In the material below, find every line with "name" and pull it out.

* Start Task input *

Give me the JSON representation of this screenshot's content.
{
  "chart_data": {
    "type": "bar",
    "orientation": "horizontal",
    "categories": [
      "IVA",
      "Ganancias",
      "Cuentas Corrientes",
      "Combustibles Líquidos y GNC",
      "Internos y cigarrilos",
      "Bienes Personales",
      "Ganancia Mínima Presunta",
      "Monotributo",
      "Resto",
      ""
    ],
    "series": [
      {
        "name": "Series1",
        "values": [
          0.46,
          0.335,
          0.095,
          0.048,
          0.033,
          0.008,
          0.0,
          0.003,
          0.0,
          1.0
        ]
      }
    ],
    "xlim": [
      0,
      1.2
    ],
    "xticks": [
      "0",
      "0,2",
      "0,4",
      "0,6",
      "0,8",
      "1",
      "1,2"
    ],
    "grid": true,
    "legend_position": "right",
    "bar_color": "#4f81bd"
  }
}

* End Task input *
* Start Task input *

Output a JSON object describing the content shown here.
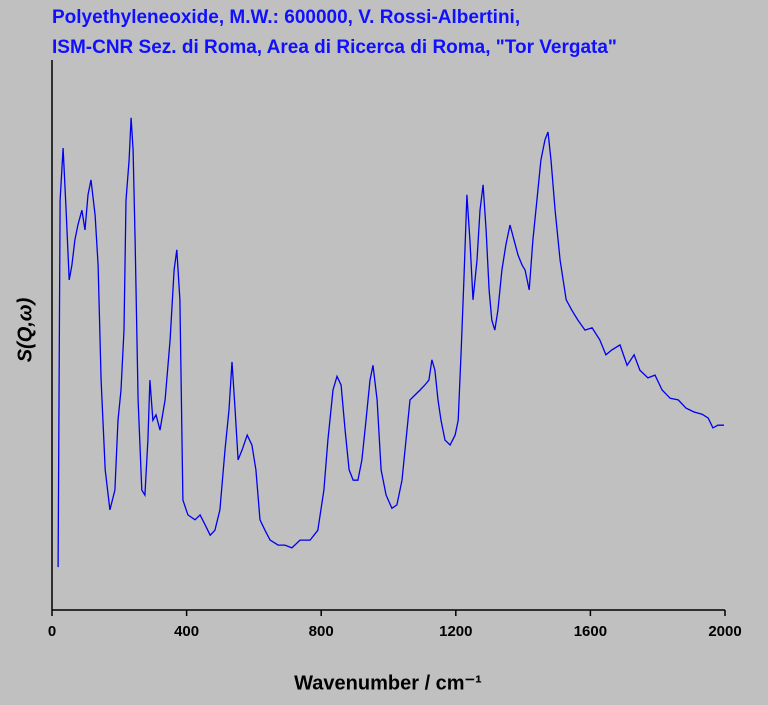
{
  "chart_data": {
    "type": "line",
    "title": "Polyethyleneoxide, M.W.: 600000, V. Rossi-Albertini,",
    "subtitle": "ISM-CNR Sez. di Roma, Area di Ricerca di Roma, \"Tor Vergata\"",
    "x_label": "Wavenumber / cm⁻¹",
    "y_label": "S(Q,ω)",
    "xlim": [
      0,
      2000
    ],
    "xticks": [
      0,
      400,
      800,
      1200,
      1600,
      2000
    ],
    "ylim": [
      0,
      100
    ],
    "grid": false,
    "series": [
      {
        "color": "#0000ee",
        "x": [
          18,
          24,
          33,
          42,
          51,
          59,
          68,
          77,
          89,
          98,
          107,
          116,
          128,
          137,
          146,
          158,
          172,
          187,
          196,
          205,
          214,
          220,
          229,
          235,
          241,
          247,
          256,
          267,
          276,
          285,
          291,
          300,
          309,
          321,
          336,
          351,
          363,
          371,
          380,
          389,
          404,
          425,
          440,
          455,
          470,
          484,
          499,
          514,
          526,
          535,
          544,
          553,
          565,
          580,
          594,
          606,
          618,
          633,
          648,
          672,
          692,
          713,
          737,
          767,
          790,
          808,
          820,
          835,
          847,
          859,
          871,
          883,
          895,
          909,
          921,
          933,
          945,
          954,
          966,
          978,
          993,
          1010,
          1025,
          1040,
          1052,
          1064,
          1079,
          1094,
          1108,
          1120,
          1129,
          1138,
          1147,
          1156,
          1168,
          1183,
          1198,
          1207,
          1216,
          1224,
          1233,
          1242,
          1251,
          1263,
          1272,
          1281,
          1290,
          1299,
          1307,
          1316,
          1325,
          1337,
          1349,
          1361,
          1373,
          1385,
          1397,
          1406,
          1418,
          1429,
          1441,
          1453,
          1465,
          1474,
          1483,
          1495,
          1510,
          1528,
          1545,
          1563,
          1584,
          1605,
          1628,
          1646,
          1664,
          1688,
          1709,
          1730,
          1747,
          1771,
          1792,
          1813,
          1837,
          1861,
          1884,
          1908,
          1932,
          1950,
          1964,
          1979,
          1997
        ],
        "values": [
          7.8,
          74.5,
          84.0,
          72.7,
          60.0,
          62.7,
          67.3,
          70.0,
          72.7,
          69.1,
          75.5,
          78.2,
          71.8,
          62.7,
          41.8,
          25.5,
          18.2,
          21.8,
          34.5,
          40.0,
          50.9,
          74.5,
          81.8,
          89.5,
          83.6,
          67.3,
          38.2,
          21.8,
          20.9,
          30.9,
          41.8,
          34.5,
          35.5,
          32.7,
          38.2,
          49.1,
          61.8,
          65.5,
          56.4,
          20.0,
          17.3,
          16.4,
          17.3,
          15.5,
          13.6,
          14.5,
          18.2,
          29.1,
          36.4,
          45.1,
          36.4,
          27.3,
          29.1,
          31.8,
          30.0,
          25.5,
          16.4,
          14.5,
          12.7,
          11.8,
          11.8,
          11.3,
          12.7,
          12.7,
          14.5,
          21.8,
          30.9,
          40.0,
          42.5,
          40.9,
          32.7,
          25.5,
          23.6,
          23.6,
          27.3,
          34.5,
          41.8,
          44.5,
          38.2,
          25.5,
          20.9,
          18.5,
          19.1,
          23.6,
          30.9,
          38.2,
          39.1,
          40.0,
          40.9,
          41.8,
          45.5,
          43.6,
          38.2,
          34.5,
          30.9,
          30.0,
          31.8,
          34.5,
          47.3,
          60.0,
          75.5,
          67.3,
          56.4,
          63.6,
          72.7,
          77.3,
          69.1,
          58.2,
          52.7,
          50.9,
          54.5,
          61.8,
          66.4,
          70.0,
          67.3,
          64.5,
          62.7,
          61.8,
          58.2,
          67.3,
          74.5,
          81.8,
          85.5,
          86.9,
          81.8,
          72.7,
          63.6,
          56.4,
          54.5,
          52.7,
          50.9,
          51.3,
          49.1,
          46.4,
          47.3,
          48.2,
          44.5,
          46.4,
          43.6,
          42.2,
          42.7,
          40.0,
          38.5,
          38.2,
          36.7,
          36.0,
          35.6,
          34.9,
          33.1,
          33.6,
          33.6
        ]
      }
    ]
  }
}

* End Task input *
* Start Task input *

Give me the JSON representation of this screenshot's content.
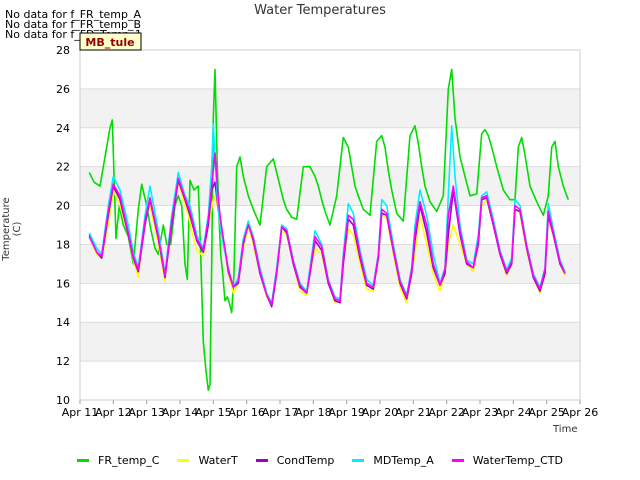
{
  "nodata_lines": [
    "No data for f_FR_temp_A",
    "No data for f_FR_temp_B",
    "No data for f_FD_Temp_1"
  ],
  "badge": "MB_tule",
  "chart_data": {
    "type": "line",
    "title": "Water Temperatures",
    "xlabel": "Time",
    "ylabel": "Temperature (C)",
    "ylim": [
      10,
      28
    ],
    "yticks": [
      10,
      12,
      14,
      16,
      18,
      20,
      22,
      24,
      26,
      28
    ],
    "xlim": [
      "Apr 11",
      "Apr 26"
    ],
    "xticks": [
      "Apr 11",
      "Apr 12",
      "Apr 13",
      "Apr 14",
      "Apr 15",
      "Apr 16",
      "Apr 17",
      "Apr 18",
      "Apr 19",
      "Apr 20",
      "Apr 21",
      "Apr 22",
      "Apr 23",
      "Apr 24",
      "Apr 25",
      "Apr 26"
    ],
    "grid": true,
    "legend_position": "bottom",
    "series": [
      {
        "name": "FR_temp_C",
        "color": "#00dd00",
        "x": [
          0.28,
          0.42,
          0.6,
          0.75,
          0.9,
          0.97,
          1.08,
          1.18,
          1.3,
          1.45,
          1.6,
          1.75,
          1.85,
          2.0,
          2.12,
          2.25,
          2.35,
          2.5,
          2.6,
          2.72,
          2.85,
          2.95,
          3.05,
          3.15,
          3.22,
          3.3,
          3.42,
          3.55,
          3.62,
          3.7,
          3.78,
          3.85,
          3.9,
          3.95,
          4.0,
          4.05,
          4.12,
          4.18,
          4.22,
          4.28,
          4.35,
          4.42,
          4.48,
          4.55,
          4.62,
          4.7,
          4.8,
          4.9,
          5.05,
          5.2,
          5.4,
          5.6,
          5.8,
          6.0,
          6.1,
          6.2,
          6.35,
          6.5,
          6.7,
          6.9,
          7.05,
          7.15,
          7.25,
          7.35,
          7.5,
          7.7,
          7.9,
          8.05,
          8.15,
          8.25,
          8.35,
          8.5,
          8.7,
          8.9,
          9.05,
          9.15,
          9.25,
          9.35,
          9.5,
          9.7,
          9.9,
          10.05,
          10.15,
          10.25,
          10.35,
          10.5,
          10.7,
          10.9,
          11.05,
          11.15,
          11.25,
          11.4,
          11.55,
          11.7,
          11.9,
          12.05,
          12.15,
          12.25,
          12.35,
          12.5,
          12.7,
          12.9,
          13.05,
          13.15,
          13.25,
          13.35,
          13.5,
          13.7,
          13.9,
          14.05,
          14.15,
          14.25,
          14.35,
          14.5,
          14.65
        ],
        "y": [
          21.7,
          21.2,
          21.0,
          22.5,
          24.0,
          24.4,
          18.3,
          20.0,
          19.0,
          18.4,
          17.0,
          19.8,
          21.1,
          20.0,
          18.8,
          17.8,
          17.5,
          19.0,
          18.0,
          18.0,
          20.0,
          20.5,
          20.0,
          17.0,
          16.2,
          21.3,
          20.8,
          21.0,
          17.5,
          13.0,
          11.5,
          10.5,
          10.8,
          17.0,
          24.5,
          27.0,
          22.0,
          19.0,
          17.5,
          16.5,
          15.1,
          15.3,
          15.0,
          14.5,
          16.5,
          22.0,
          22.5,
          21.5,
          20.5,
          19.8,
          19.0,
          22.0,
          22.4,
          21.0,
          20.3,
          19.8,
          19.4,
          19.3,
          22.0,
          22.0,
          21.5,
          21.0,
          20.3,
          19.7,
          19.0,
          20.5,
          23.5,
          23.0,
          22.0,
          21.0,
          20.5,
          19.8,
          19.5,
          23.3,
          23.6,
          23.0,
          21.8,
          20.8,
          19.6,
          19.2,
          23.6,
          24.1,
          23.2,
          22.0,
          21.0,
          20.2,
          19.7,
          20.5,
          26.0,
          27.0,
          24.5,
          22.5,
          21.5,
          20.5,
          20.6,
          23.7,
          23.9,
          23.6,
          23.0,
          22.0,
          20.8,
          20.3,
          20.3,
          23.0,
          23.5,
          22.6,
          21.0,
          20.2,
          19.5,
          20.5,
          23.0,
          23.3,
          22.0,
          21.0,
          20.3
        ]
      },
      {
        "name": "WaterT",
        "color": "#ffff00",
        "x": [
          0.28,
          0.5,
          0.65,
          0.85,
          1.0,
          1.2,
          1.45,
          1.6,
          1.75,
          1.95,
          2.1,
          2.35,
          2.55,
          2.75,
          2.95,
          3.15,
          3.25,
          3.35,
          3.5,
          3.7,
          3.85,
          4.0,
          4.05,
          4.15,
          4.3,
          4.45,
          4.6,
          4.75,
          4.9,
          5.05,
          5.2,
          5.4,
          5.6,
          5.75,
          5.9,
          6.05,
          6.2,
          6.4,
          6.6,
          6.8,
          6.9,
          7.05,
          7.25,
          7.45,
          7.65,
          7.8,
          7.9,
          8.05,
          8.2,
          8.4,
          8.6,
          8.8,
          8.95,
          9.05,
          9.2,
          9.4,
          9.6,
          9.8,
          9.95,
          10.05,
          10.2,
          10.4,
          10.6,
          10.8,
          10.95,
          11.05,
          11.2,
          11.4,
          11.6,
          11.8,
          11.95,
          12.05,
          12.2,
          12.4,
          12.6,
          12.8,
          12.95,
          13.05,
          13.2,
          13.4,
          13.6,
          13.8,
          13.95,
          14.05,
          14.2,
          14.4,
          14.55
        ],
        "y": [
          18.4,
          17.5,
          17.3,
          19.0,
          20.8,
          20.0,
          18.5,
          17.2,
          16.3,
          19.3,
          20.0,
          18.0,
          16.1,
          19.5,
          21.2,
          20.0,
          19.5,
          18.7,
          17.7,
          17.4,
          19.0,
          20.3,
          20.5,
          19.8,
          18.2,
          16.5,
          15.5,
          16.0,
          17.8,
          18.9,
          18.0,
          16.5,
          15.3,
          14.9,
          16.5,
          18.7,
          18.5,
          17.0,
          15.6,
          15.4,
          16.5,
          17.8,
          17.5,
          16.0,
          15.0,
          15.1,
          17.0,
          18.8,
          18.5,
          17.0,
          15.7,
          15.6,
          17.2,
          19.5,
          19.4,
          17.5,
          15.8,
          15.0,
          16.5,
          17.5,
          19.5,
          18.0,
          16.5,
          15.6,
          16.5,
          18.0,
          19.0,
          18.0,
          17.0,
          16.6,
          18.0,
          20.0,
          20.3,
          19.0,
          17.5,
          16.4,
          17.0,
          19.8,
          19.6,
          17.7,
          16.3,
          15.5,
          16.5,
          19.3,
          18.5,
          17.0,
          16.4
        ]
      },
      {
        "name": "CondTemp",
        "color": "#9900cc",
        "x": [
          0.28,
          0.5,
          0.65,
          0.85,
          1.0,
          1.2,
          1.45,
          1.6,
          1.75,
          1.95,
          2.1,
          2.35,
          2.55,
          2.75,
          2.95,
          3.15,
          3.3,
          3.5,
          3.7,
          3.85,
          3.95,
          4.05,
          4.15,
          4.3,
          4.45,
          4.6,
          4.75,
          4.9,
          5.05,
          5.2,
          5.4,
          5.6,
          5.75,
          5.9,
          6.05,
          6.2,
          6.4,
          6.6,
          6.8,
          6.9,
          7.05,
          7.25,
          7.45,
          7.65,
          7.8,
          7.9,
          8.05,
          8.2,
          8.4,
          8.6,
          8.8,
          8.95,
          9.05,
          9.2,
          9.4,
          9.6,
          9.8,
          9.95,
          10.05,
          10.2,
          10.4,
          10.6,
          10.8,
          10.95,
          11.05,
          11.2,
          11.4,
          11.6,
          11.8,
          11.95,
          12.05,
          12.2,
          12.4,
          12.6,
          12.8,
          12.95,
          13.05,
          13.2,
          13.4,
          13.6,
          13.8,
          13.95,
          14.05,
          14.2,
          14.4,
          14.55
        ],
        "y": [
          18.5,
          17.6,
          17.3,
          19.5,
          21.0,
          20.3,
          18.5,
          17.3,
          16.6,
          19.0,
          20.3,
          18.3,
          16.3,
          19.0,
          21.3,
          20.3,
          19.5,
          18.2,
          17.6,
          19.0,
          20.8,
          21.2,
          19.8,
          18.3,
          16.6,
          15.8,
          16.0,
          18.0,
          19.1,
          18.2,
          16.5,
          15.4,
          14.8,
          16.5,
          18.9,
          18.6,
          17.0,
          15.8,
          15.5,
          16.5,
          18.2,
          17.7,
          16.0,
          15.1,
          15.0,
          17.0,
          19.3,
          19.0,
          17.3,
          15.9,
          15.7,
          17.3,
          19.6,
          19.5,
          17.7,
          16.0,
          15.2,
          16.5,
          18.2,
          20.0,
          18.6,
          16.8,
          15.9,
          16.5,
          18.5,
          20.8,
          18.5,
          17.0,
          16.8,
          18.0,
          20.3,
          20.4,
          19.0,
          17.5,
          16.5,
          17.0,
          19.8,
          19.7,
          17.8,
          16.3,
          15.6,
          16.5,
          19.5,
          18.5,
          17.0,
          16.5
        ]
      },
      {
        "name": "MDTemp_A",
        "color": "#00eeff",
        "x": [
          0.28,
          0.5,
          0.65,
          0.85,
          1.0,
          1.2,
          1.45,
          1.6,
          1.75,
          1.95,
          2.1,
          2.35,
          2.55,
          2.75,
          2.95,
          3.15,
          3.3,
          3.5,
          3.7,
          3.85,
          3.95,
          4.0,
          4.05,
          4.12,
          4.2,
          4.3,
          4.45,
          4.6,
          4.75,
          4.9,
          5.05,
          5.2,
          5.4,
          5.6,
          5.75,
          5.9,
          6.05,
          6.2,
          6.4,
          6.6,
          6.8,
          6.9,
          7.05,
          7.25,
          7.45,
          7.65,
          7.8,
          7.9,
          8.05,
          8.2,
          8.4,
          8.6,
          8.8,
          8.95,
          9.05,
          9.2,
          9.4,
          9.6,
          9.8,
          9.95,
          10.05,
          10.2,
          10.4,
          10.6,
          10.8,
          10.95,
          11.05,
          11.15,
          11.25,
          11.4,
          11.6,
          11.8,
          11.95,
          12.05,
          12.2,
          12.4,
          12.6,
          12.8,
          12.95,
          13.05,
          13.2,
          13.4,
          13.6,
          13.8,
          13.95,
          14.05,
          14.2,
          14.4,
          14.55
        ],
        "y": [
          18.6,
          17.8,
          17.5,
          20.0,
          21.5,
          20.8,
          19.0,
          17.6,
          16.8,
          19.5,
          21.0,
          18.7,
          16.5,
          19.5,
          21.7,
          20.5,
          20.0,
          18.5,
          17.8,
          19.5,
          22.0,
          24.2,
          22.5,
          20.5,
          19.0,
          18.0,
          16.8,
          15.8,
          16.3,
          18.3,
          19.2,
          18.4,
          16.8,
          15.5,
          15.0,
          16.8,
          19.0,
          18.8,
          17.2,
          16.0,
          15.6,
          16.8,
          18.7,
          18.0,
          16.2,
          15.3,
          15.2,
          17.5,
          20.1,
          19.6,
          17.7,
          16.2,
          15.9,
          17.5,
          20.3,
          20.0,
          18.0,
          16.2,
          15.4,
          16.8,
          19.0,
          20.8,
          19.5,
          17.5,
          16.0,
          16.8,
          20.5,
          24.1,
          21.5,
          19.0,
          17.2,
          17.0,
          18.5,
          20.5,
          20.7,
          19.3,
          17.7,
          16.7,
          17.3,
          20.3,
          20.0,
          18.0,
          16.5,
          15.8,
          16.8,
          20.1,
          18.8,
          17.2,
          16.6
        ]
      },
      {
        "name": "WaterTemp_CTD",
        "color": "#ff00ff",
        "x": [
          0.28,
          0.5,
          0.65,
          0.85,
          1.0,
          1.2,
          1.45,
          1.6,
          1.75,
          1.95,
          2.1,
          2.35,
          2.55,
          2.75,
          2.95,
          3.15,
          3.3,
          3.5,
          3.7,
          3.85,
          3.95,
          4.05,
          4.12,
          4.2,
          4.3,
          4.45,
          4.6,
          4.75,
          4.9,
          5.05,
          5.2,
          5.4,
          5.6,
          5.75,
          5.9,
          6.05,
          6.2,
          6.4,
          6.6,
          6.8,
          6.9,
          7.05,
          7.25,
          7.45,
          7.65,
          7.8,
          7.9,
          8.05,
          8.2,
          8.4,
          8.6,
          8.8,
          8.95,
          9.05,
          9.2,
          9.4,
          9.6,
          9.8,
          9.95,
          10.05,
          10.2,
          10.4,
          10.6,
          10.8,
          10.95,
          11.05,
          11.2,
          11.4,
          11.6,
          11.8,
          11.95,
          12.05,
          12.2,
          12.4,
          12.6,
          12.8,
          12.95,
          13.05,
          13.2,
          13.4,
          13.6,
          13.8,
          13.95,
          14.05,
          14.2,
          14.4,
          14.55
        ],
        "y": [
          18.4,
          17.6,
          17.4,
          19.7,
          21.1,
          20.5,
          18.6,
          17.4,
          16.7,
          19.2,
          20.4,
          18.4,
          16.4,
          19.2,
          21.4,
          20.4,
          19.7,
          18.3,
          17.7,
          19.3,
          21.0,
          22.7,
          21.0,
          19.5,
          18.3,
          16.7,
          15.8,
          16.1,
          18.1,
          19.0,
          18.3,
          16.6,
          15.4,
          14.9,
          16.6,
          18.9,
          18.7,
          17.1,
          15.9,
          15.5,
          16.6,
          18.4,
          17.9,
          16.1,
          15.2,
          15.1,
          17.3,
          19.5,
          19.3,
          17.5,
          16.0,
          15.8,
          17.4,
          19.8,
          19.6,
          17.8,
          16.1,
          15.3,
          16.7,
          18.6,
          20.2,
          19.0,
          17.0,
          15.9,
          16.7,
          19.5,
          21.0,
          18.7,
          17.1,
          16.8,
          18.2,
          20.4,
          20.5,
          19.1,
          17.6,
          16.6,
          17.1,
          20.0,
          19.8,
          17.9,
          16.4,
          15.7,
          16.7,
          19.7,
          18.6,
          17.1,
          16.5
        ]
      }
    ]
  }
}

* End Task input *

Written answer –
        "name": "Series1",
        "name": "FR_temp_C",
        "name": "WaterT",
        "name": "CondTemp",
        "name": "MDTemp_A",
        "name": "WaterTemp_CTD",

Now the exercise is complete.